◆ Aim of the task: Return the part of the passage on the proposed Risk Retention rules from "We have visited" up to and including "NPR came out.", copied word for word.

◆ Passage to read:
-- Begin --

The process of transforming 2,000 pages of Dodd-Frank into 25,000 pages of regulations is well under way. Front and center is Risk Retention. I assume you, like me, have been studying the 300 plus pages of the proposed Risk Retention rules (known to the cognoscenti as the Risk Retention “NPR”) for the past several weeks getting ready for the June 10th deadline for comments, right? Oddly, almost a full month passed before the government actually posted the NPR to the Federal Register, something which is usually done in a matter of days. (Tea leaf readers, thoughts?)

We have visited Risk Retention in this Blog before, but today we want to really focus on premium capture as it seems to capture all that is wrong with the NPR. My first reaction to reading the words on the page: Where the hell did this come from? On the fifth read, same reaction. There was nary a hint of the premium capture monstrosity in either Dodd-Frank or in the whispering about the rule-making process before the NPR came out.

-- End --

◆ Dataset:
-- Begin --

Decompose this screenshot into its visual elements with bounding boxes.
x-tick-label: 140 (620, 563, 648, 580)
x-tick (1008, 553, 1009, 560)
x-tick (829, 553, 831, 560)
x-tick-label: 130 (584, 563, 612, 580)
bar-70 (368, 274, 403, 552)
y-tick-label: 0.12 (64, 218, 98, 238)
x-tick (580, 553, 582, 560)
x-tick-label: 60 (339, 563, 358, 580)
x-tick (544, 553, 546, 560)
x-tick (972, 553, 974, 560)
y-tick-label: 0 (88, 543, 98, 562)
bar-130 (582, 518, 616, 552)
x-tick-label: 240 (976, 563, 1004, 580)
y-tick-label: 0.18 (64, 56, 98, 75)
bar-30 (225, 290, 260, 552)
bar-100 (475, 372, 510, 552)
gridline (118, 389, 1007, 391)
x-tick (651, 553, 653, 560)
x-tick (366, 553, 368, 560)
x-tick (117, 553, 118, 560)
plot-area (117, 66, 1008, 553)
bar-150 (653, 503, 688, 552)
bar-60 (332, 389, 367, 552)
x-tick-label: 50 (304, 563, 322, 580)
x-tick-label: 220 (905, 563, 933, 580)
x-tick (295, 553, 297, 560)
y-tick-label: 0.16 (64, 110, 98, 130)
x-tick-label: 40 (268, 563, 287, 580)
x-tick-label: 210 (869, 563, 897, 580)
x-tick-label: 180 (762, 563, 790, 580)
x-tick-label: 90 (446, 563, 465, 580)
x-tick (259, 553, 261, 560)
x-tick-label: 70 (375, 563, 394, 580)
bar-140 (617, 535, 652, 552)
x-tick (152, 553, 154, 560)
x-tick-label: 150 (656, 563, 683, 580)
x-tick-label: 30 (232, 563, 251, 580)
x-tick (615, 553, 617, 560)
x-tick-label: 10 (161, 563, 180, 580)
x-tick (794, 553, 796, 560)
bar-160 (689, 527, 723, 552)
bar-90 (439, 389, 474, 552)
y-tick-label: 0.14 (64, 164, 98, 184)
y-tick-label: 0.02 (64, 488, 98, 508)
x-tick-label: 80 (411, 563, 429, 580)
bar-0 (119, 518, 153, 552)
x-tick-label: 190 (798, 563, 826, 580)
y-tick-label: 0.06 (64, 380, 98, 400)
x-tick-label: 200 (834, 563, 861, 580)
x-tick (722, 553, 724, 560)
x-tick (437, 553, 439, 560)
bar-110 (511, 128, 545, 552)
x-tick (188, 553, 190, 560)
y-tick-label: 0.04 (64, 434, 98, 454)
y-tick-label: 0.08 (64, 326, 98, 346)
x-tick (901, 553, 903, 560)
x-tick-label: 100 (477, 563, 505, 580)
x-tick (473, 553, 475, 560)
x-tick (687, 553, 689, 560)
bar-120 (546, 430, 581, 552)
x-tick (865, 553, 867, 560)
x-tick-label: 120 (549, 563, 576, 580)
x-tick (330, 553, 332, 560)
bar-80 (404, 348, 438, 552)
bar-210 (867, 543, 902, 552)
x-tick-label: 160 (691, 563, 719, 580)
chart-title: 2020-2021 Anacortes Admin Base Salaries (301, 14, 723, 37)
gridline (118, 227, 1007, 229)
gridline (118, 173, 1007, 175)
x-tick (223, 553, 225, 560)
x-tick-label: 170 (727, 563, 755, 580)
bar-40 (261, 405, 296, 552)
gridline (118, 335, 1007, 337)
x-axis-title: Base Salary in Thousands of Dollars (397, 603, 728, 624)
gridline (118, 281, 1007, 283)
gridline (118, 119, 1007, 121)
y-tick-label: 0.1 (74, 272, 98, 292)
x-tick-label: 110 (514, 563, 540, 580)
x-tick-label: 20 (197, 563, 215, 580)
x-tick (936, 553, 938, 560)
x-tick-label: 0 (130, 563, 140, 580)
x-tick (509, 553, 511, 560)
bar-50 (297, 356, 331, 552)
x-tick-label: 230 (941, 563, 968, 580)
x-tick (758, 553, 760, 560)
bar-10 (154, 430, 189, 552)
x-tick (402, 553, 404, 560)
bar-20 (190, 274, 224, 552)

-- End --

◆ Result for this task:
We have visited Risk Retention in this Blog before, but today we want to really focus on premium capture as it seems to capture all that is wrong with the NPR. My first reaction to reading the words on the page: Where the hell did this come from? On the fifth read, same reaction. There was nary a hint of the premium capture monstrosity in either Dodd-Frank or in the whispering about the rule-making process before the NPR came out.